▸ Goal of the exercise:
Return everything from the start of the data down to the line containing "auth-label: Network Authentication:: [154, 411, 304, 425]", copied verbatim, both ends included.
··· The data
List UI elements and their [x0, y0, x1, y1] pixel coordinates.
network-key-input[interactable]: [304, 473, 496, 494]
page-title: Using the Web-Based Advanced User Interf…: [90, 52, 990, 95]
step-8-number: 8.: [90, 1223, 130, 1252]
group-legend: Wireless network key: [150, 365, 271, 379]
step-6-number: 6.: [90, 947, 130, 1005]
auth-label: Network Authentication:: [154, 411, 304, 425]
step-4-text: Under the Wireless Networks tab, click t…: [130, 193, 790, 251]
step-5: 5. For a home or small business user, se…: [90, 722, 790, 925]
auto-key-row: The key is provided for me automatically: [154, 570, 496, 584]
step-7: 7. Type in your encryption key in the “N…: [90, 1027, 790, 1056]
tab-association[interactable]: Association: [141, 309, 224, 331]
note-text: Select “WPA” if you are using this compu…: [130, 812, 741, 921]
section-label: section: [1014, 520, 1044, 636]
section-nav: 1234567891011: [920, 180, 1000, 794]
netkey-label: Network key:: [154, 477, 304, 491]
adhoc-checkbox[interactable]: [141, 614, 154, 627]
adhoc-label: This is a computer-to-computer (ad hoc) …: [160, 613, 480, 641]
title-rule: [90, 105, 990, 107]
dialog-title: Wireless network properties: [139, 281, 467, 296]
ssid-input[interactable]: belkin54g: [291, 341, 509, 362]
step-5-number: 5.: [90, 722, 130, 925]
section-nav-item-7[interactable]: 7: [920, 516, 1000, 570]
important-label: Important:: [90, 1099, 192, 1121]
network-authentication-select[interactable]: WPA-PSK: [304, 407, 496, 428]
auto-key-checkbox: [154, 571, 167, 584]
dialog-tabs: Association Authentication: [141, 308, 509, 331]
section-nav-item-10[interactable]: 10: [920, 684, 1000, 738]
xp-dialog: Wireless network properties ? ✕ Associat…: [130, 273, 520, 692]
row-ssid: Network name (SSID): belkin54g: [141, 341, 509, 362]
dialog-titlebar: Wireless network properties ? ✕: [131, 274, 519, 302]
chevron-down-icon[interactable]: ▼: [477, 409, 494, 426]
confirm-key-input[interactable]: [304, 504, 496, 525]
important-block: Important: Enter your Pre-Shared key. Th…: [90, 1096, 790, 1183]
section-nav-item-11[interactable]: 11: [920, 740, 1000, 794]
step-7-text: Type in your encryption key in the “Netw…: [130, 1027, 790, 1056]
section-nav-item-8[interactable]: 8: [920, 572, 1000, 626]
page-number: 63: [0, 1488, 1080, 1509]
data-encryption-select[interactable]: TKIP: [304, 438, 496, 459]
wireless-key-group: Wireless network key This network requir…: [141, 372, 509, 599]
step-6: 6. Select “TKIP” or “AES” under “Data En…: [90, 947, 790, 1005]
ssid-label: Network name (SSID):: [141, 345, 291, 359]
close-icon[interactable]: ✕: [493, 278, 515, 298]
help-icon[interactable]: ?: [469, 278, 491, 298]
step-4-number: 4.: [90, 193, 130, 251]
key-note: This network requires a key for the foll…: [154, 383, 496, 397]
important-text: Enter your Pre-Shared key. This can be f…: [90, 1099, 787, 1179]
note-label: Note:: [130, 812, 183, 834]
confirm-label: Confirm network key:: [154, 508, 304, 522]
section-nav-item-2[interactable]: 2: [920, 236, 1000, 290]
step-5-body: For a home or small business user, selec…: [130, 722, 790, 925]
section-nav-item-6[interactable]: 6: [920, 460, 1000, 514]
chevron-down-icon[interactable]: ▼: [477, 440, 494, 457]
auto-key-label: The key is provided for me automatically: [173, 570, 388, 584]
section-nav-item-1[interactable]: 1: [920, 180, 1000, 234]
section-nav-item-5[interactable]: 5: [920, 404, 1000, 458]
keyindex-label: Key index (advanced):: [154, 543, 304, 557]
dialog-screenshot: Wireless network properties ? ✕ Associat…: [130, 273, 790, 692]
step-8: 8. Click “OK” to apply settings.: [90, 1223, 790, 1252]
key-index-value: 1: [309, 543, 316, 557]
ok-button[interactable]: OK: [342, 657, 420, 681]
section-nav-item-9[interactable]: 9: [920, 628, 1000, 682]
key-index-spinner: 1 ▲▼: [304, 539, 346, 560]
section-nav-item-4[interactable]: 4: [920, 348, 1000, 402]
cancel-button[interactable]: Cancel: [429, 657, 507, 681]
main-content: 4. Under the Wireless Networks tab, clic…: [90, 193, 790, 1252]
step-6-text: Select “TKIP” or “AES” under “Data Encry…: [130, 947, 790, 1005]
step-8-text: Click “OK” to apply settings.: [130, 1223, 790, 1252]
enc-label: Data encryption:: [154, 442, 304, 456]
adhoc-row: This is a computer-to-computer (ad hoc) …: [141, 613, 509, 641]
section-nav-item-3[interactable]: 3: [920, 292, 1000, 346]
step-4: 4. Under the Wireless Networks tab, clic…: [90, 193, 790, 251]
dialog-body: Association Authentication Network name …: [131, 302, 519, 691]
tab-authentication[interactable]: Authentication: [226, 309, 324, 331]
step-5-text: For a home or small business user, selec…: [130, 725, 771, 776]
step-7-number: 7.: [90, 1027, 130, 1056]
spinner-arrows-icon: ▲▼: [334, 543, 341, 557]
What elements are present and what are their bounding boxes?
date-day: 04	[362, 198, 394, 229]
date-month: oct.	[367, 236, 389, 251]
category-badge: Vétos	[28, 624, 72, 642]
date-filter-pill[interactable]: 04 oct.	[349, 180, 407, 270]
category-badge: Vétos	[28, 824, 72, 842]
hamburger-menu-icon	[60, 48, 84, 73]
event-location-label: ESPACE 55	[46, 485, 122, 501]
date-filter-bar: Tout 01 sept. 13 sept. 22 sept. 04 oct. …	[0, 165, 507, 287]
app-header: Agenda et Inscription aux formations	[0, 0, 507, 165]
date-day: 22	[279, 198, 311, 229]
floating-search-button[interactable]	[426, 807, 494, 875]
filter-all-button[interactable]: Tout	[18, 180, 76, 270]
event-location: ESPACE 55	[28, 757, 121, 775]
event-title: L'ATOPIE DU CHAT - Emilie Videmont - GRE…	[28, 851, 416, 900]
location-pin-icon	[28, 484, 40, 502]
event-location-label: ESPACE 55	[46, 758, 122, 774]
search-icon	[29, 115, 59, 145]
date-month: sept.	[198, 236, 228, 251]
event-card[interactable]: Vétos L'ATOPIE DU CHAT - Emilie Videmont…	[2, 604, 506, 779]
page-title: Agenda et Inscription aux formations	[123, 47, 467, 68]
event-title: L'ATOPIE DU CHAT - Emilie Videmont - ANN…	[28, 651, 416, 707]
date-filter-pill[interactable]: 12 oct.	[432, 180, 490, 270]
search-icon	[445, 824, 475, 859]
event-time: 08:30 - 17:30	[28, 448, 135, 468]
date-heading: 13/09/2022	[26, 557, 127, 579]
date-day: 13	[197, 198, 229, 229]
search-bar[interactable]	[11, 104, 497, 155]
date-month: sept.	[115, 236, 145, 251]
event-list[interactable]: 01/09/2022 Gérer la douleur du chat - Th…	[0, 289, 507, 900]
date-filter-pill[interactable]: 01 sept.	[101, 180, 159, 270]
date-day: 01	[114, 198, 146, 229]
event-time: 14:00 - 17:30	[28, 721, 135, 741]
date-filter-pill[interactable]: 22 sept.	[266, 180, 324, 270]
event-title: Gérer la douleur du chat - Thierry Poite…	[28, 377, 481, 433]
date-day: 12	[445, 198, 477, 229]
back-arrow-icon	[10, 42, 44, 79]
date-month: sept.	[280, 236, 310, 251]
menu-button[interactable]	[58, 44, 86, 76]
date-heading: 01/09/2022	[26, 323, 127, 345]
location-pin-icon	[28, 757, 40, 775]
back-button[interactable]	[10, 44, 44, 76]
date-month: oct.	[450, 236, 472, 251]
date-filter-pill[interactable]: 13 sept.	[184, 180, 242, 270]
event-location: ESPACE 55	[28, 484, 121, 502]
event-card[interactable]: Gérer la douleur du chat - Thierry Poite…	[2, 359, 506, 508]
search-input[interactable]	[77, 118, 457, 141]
······
▸ Finished exercise:
List UI elements and their [x0, y0, x1, y1] pixel coordinates.
network-key-input[interactable]: [304, 473, 496, 494]
page-title: Using the Web-Based Advanced User Interf…: [90, 52, 990, 95]
step-8-number: 8.: [90, 1223, 130, 1252]
group-legend: Wireless network key: [150, 365, 271, 379]
step-6-number: 6.: [90, 947, 130, 1005]
auth-label: Network Authentication:: [154, 411, 304, 425]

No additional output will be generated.